## Given exercise
Write out the whole listing again, exactly.

## Dataset rows

==================================================

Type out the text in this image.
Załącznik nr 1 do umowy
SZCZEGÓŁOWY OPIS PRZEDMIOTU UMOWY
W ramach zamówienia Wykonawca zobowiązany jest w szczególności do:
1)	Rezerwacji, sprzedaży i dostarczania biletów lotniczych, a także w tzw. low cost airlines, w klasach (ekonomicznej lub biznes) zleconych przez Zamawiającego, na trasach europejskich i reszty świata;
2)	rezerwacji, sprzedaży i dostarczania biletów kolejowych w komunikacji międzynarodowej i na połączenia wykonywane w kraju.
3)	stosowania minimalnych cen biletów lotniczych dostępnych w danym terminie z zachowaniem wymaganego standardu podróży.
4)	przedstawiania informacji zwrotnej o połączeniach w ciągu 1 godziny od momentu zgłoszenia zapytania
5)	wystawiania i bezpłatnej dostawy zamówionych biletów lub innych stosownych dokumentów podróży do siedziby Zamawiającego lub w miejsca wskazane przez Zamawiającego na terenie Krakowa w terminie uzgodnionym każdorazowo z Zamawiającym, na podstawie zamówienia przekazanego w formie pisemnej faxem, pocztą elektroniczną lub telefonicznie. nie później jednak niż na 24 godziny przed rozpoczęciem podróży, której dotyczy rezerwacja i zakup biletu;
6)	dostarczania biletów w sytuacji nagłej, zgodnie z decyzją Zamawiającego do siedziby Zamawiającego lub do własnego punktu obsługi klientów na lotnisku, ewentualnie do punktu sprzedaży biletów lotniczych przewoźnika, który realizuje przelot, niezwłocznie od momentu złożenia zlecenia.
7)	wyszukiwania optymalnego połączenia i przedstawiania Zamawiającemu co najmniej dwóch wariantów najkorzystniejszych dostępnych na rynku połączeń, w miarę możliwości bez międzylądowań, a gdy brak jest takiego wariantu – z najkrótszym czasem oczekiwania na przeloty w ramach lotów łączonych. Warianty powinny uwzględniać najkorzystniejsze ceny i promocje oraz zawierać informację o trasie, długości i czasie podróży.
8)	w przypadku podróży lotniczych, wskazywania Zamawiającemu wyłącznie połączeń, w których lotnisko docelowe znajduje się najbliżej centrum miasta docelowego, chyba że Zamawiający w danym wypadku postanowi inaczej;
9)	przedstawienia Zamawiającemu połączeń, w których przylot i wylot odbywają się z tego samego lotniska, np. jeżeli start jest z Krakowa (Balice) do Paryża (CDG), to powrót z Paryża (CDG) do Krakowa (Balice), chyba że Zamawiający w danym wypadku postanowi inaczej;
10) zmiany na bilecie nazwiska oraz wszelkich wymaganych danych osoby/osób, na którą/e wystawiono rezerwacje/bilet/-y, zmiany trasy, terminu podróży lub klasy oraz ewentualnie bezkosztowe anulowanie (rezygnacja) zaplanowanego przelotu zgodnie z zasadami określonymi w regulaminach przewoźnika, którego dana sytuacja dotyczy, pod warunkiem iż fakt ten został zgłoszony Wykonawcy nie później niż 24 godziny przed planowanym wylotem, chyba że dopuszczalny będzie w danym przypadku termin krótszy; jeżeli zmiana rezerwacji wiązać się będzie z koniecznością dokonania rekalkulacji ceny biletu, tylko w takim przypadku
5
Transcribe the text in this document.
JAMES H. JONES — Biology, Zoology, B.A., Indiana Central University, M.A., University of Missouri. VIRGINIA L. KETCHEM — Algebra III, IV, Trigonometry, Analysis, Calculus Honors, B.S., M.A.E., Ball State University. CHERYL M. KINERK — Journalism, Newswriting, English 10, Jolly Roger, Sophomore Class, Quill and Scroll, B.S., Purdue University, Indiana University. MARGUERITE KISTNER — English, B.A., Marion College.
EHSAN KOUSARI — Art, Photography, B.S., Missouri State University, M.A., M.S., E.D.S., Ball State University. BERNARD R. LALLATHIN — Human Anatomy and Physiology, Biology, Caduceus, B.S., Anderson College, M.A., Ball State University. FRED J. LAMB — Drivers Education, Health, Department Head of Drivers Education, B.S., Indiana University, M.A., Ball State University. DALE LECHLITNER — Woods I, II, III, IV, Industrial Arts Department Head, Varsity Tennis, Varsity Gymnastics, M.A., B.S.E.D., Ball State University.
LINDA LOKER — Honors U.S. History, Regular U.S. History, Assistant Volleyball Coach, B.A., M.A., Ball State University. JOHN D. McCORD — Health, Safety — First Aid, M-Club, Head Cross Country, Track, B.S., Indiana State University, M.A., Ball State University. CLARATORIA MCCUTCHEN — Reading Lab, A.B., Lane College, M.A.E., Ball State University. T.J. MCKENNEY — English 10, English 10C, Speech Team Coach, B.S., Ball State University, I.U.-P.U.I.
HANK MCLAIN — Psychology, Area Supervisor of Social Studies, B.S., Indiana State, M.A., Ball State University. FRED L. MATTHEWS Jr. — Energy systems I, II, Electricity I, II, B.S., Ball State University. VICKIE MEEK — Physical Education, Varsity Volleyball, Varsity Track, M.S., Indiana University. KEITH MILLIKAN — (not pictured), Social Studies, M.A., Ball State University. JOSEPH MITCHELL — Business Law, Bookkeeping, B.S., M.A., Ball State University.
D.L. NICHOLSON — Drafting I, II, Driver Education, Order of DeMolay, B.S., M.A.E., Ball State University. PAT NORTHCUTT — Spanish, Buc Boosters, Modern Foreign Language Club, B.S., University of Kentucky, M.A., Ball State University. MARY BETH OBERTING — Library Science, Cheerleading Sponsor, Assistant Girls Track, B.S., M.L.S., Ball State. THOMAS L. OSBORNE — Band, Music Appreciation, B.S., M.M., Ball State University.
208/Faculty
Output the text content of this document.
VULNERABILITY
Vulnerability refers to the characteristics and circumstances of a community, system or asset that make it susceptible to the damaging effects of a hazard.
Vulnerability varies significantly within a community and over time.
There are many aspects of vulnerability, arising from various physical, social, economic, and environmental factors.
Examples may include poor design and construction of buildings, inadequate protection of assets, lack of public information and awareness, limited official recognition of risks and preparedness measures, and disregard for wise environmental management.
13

==================================================

## Exercise solution
Type out the text in this image.
Załącznik nr 1 do umowy
SZCZEGÓŁOWY OPIS PRZEDMIOTU UMOWY
W ramach zamówienia Wykonawca zobowiązany jest w szczególności do:
1)	Rezerwacji, sprzedaży i dostarczania biletów lotniczych, a także w tzw. low cost airlines, w klasach (ekonomicznej lub biznes) zleconych przez Zamawiającego, na trasach europejskich i reszty świata;
2)	rezerwacji, sprzedaży i dostarczania biletów kolejowych w komunikacji międzynarodowej i na połączenia wykonywane w kraju.
3)	stosowania minimalnych cen biletów lotniczych dostępnych w danym terminie z zachowaniem wymaganego standardu podróży.
4)	przedstawiania informacji zwrotnej o połączeniach w ciągu 1 godziny od momentu zgłoszenia zapytania
5)	wystawiania i bezpłatnej dostawy zamówionych biletów lub innych stosownych dokumentów podróży do siedziby Zamawiającego lub w miejsca wskazane przez Zamawiającego na terenie Krakowa w terminie uzgodnionym każdorazowo z Zamawiającym, na podstawie zamówienia przekazanego w formie pisemnej faxem, pocztą elektroniczną lub telefonicznie. nie później jednak niż na 24 godziny przed rozpoczęciem podróży, której dotyczy rezerwacja i zakup biletu;
6)	dostarczania biletów w sytuacji nagłej, zgodnie z decyzją Zamawiającego do siedziby Zamawiającego lub do własnego punktu obsługi klientów na lotnisku, ewentualnie do punktu sprzedaży biletów lotniczych przewoźnika, który realizuje przelot, niezwłocznie od momentu złożenia zlecenia.
7)	wyszukiwania optymalnego połączenia i przedstawiania Zamawiającemu co najmniej dwóch wariantów najkorzystniejszych dostępnych na rynku połączeń, w miarę możliwości bez międzylądowań, a gdy brak jest takiego wariantu – z najkrótszym czasem oczekiwania na przeloty w ramach lotów łączonych. Warianty powinny uwzględniać najkorzystniejsze ceny i promocje oraz zawierać informację o trasie, długości i czasie podróży.
8)	w przypadku podróży lotniczych, wskazywania Zamawiającemu wyłącznie połączeń, w których lotnisko docelowe znajduje się najbliżej centrum miasta docelowego, chyba że Zamawiający w danym wypadku postanowi inaczej;
9)	przedstawienia Zamawiającemu połączeń, w których przylot i wylot odbywają się z tego samego lotniska, np. jeżeli start jest z Krakowa (Balice) do Paryża (CDG), to powrót z Paryża (CDG) do Krakowa (Balice), chyba że Zamawiający w danym wypadku postanowi inaczej;
10) zmiany na bilecie nazwiska oraz wszelkich wymaganych danych osoby/osób, na którą/e wystawiono rezerwacje/bilet/-y, zmiany trasy, terminu podróży lub klasy oraz ewentualnie bezkosztowe anulowanie (rezygnacja) zaplanowanego przelotu zgodnie z zasadami określonymi w regulaminach przewoźnika, którego dana sytuacja dotyczy, pod warunkiem iż fakt ten został zgłoszony Wykonawcy nie później niż 24 godziny przed planowanym wylotem, chyba że dopuszczalny będzie w danym przypadku termin krótszy; jeżeli zmiana rezerwacji wiązać się będzie z koniecznością dokonania rekalkulacji ceny biletu, tylko w takim przypadku
5
Transcribe the text in this document.
JAMES H. JONES — Biology, Zoology, B.A., Indiana Central University, M.A., University of Missouri. VIRGINIA L. KETCHEM — Algebra III, IV, Trigonometry, Analysis, Calculus Honors, B.S., M.A.E., Ball State University. CHERYL M. KINERK — Journalism, Newswriting, English 10, Jolly Roger, Sophomore Class, Quill and Scroll, B.S., Purdue University, Indiana University. MARGUERITE KISTNER — English, B.A., Marion College.
EHSAN KOUSARI — Art, Photography, B.S., Missouri State University, M.A., M.S., E.D.S., Ball State University. BERNARD R. LALLATHIN — Human Anatomy and Physiology, Biology, Caduceus, B.S., Anderson College, M.A., Ball State University. FRED J. LAMB — Drivers Education, Health, Department Head of Drivers Education, B.S., Indiana University, M.A., Ball State University. DALE LECHLITNER — Woods I, II, III, IV, Industrial Arts Department Head, Varsity Tennis, Varsity Gymnastics, M.A., B.S.E.D., Ball State University.
LINDA LOKER — Honors U.S. History, Regular U.S. History, Assistant Volleyball Coach, B.A., M.A., Ball State University. JOHN D. McCORD — Health, Safety — First Aid, M-Club, Head Cross Country, Track, B.S., Indiana State University, M.A., Ball State University. CLARATORIA MCCUTCHEN — Reading Lab, A.B., Lane College, M.A.E., Ball State University. T.J. MCKENNEY — English 10, English 10C, Speech Team Coach, B.S., Ball State University, I.U.-P.U.I.
HANK MCLAIN — Psychology, Area Supervisor of Social Studies, B.S., Indiana State, M.A., Ball State University. FRED L. MATTHEWS Jr. — Energy systems I, II, Electricity I, II, B.S., Ball State University. VICKIE MEEK — Physical Education, Varsity Volleyball, Varsity Track, M.S., Indiana University. KEITH MILLIKAN — (not pictured), Social Studies, M.A., Ball State University. JOSEPH MITCHELL — Business Law, Bookkeeping, B.S., M.A., Ball State University.
D.L. NICHOLSON — Drafting I, II, Driver Education, Order of DeMolay, B.S., M.A.E., Ball State University. PAT NORTHCUTT — Spanish, Buc Boosters, Modern Foreign Language Club, B.S., University of Kentucky, M.A., Ball State University. MARY BETH OBERTING — Library Science, Cheerleading Sponsor, Assistant Girls Track, B.S., M.L.S., Ball State. THOMAS L. OSBORNE — Band, Music Appreciation, B.S., M.M., Ball State University.
208/Faculty
Output the text content of this document.
VULNERABILITY
Vulnerability refers to the characteristics and circumstances of a community, system or asset that make it susceptible to the damaging effects of a hazard.
Vulnerability varies significantly within a community and over time.
There are many aspects of vulnerability, arising from various physical, social, economic, and environmental factors.
Examples may include poor design and construction of buildings, inadequate protection of assets, lack of public information and awareness, limited official recognition of risks and preparedness measures, and disregard for wise environmental management.
13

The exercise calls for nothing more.